Task prompt>
Take the entries below and reproduce them word for word.
*-*-*
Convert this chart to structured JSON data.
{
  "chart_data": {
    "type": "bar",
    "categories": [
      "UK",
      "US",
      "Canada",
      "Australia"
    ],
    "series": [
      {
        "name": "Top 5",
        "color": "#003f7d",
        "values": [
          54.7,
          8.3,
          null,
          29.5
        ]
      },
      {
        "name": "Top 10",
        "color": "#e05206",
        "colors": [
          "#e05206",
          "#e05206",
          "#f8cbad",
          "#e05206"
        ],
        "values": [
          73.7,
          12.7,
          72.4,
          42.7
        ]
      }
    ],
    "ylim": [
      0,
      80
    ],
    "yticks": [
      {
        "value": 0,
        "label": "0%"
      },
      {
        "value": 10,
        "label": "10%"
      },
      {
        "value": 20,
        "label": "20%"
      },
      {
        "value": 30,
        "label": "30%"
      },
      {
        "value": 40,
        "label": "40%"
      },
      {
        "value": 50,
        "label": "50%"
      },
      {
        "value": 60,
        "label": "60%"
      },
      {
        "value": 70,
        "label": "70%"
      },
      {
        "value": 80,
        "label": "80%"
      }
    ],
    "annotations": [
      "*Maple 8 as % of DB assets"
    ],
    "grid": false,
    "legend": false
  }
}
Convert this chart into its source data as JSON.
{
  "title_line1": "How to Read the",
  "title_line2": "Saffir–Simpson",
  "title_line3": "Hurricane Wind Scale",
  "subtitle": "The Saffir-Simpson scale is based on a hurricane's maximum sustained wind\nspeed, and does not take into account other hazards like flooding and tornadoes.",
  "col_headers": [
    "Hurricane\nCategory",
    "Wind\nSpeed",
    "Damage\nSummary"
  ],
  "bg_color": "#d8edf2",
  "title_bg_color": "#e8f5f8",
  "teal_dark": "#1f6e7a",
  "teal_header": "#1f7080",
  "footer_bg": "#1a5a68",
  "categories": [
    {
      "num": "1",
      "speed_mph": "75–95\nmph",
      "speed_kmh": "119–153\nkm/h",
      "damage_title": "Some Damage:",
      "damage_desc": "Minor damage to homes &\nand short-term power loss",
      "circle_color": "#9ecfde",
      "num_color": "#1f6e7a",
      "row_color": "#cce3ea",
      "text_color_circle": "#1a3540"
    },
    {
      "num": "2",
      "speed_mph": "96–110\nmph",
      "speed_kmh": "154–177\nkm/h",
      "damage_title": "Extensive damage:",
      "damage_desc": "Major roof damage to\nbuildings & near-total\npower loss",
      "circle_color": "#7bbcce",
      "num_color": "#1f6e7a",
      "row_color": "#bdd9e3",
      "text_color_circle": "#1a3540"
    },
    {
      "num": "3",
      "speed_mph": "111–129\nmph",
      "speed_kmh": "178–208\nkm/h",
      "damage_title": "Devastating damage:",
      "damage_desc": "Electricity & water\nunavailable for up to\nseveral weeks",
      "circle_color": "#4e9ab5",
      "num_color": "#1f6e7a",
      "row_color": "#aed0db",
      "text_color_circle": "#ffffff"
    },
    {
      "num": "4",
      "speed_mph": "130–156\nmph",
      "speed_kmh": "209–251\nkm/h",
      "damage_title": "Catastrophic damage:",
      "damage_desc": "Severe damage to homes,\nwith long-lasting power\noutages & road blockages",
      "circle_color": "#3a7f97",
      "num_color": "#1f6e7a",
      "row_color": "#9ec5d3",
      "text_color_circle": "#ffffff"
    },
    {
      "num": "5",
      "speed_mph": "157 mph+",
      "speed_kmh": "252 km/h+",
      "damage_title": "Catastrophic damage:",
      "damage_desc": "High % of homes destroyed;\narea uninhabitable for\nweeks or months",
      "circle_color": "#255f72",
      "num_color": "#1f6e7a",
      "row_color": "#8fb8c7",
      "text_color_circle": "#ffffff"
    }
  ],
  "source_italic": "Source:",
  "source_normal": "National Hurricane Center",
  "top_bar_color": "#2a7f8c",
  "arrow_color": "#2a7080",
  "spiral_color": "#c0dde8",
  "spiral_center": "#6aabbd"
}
*-*-*
Solution to the problem>
Convert this chart to structured JSON data.
{
  "chart_data": {
    "type": "bar",
    "categories": [
      "UK",
      "US",
      "Canada",
      "Australia"
    ],
    "series": [
      {
        "name": "Top 5",
        "color": "#003f7d",
        "values": [
          54.7,
          8.3,
          null,
          29.5
        ]
      },
      {
        "name": "Top 10",
        "color": "#e05206",
        "colors": [
          "#e05206",
          "#e05206",
          "#f8cbad",
          "#e05206"
        ],
        "values": [
          73.7,
          12.7,
          72.4,
          42.7
        ]
      }
    ],
    "ylim": [
      0,
      80
    ],
    "yticks": [
      {
        "value": 0,
        "label": "0%"
      },
      {
        "value": 10,
        "label": "10%"
      },
      {
        "value": 20,
        "label": "20%"
      },
      {
        "value": 30,
        "label": "30%"
      },
      {
        "value": 40,
        "label": "40%"
      },
      {
        "value": 50,
        "label": "50%"
      },
      {
        "value": 60,
        "label": "60%"
      },
      {
        "value": 70,
        "label": "70%"
      },
      {
        "value": 80,
        "label": "80%"
      }
    ],
    "annotations": [
      "*Maple 8 as % of DB assets"
    ],
    "grid": false,
    "legend": false
  }
}
Convert this chart into its source data as JSON.
{
  "title_line1": "How to Read the",
  "title_line2": "Saffir–Simpson",
  "title_line3": "Hurricane Wind Scale",
  "subtitle": "The Saffir-Simpson scale is based on a hurricane's maximum sustained wind\nspeed, and does not take into account other hazards like flooding and tornadoes.",
  "col_headers": [
    "Hurricane\nCategory",
    "Wind\nSpeed",
    "Damage\nSummary"
  ],
  "bg_color": "#d8edf2",
  "title_bg_color": "#e8f5f8",
  "teal_dark": "#1f6e7a",
  "teal_header": "#1f7080",
  "footer_bg": "#1a5a68",
  "categories": [
    {
      "num": "1",
      "speed_mph": "75–95\nmph",
      "speed_kmh": "119–153\nkm/h",
      "damage_title": "Some Damage:",
      "damage_desc": "Minor damage to homes &\nand short-term power loss",
      "circle_color": "#9ecfde",
      "num_color": "#1f6e7a",
      "row_color": "#cce3ea",
      "text_color_circle": "#1a3540"
    },
    {
      "num": "2",
      "speed_mph": "96–110\nmph",
      "speed_kmh": "154–177\nkm/h",
      "damage_title": "Extensive damage:",
      "damage_desc": "Major roof damage to\nbuildings & near-total\npower loss",
      "circle_color": "#7bbcce",
      "num_color": "#1f6e7a",
      "row_color": "#bdd9e3",
      "text_color_circle": "#1a3540"
    },
    {
      "num": "3",
      "speed_mph": "111–129\nmph",
      "speed_kmh": "178–208\nkm/h",
      "damage_title": "Devastating damage:",
      "damage_desc": "Electricity & water\nunavailable for up to\nseveral weeks",
      "circle_color": "#4e9ab5",
      "num_color": "#1f6e7a",
      "row_color": "#aed0db",
      "text_color_circle": "#ffffff"
    },
    {
      "num": "4",
      "speed_mph": "130–156\nmph",
      "speed_kmh": "209–251\nkm/h",
      "damage_title": "Catastrophic damage:",
      "damage_desc": "Severe damage to homes,\nwith long-lasting power\noutages & road blockages",
      "circle_color": "#3a7f97",
      "num_color": "#1f6e7a",
      "row_color": "#9ec5d3",
      "text_color_circle": "#ffffff"
    },
    {
      "num": "5",
      "speed_mph": "157 mph+",
      "speed_kmh": "252 km/h+",
      "damage_title": "Catastrophic damage:",
      "damage_desc": "High % of homes destroyed;\narea uninhabitable for\nweeks or months",
      "circle_color": "#255f72",
      "num_color": "#1f6e7a",
      "row_color": "#8fb8c7",
      "text_color_circle": "#ffffff"
    }
  ],
  "source_italic": "Source:",
  "source_normal": "National Hurricane Center",
  "top_bar_color": "#2a7f8c",
  "arrow_color": "#2a7080",
  "spiral_color": "#c0dde8",
  "spiral_center": "#6aabbd"
}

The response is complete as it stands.